EXCERPTED PASSAGE:
····················

See progress towards this commitment in the Rural White Paper Implementation Plan

3.2.4. Joint use of a wide range of premises - from the village hall to the pub - can help deliver community facilities at village level. The role of the churches - often the last remaining public building in many rural communities - has been highlighted under the £7.5m initiative ‘Rural Churches in Community Service' which has received a £2.5m lottery grant and which aims to complete 100 projects by the end of the year, providing new facilities in churches of different denominations for activities such as:

  • Mother and Toddler groups
  • Playgroups
  • After school and holiday clubs
  • Youth drop-ins
  • Drop-ins for older people
  • Luncheon clubs
  • Day care centres (for frail older people)
  • Employment and training advice
  • Training
  • School use for curriculum studies, music, performance, PE
  • Library services
  • Alcoholics Anonymous groups

There are 9,000 parish churches in rural areas which are listed buildings for which the repair costs are largely borne by the congregation

  • We are acting to support the community role of churches in rural areas. In the Pre-Budget Report 2000, we have announced that we will seek European Commission agreement to our proposal to reduce the rate of VAT (from 17 1 /2 % to 5%) payable for repairs and maintenance on listed buildings which are also places of worship.

See progress towards this commitment in the Rural White Paper Implementation Plan

Community operated services

3.2.5. Communities have often taken the lead in safeguarding or re-establishing basic services in villages and small settlements - community based shops, social facilities, basic banking. We want to encourage and support this.

  • We will establish a new Community Service Fund of £15m over three years, operated by the Countryside Agency, to help communities sustain or re-establish basic village services. This will be open to a wide range of organisations including parish councils, churches and community groups.

See progress towards this commitment in the Rural White Paper Implementation Plan

3.3. Maintaining and modernising the rural post office network

3.3.1. Post offices are the most visible, and often the only, commercial outlets in many rural communities. 99% of people in rural areas live within three miles of a post office. But the network has been slowly declining, and changes will occur in some areas of existing post office work, such as from the switch to bank credit transfer of benefits payments and new means of delivering public services. We have, however, given a commitment that any pension or benefit recipient who wants to collect their payment in cash at a post office counter will continue to be able to do so, in full and weekly. We have also asked the Post Office to develop new business opportunities, and pledged to underpin the rural network and support its modernisation by firm commitments about its future, in close consultation with the National Federation of Subpostmasters. For example, the Post Office is piloting a scheme in 1,000 offices in the south west in which customers can nominate their local office as a collection point for parcels, packages and items needing a signature.

····················

LIST OF TASKS:
1. Summarize the rural services excerpt in two sentences.
2. List the basic village services that, according to the rural services excerpt, communities have often taken the lead in safeguarding or re-establishing.
3. According to the rural services excerpt, how many parish churches in rural areas are listed buildings?

(Spatial annotation records)
····················

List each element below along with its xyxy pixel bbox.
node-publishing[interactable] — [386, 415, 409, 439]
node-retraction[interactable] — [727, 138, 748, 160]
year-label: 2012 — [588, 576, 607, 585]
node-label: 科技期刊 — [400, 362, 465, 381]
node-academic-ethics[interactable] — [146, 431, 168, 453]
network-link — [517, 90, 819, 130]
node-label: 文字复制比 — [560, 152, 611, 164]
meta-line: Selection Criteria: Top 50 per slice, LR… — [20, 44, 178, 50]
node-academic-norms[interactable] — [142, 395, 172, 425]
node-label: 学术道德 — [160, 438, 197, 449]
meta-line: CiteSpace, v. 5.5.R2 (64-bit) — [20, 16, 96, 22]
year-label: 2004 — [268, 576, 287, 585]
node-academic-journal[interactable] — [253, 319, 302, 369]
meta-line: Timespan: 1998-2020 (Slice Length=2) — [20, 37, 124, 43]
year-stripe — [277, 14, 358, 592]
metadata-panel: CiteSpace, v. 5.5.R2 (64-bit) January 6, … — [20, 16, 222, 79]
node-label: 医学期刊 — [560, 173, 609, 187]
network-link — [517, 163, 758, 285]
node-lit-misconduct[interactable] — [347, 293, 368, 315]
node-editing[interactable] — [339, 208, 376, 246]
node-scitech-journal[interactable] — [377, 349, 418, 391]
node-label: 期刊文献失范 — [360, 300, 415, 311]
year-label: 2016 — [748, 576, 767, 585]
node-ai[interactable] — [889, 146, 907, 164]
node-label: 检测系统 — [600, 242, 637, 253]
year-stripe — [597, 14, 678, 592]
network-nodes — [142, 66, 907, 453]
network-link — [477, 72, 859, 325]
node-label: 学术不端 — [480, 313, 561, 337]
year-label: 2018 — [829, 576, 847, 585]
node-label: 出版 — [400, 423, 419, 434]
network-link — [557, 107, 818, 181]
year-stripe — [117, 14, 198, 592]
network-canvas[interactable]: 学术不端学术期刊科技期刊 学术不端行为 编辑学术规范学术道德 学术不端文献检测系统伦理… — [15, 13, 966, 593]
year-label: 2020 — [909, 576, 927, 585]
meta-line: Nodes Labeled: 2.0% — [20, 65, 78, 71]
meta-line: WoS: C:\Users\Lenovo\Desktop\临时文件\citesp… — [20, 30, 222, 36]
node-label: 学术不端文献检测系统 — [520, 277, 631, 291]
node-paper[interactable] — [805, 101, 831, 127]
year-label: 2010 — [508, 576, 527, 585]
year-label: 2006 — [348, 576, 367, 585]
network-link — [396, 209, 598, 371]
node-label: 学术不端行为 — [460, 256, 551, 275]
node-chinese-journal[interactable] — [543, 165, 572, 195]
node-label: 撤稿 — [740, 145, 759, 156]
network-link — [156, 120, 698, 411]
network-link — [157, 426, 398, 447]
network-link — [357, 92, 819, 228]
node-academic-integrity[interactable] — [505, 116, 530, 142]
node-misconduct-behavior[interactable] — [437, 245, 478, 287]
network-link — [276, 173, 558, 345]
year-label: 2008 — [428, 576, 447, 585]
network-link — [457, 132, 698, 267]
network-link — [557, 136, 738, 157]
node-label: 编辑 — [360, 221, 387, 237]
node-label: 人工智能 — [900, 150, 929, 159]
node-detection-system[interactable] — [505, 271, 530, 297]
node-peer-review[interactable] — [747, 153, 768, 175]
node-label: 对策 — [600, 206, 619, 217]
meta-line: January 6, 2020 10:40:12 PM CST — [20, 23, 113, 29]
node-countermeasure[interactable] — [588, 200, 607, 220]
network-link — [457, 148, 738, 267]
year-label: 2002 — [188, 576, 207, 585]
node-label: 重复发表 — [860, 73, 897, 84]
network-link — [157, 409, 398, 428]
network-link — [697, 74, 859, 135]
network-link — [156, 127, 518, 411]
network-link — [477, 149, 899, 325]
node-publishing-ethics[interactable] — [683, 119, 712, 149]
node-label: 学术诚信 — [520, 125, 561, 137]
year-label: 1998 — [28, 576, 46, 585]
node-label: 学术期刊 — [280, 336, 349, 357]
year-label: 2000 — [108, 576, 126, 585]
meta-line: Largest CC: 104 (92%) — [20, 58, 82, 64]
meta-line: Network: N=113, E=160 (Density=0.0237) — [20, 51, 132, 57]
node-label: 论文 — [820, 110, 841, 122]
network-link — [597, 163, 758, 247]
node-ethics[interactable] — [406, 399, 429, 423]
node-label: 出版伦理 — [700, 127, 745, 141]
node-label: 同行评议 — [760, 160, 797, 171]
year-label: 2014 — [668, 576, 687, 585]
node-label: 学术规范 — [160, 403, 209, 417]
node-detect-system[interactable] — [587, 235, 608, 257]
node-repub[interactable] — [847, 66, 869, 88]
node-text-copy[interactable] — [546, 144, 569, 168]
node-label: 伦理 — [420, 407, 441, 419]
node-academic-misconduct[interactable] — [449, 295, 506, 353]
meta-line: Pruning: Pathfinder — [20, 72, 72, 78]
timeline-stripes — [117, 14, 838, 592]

····················

ANSWERS TO EACH TASK:
1. Rural churches, often the last public building in their communities, are being given new facilities for community activities under the £7.5m 'Rural Churches in Community Service' initiative, and a new £15m Community Service Fund will help communities sustain or re-establish basic village services. Post offices are often the only commercial outlets in rural communities, and although the network has been declining, pension and benefit recipients will still be able to collect payments in cash at post office counters, in full and weekly.

2.
- Community based shops
- Social facilities
- Basic banking

3. 9,000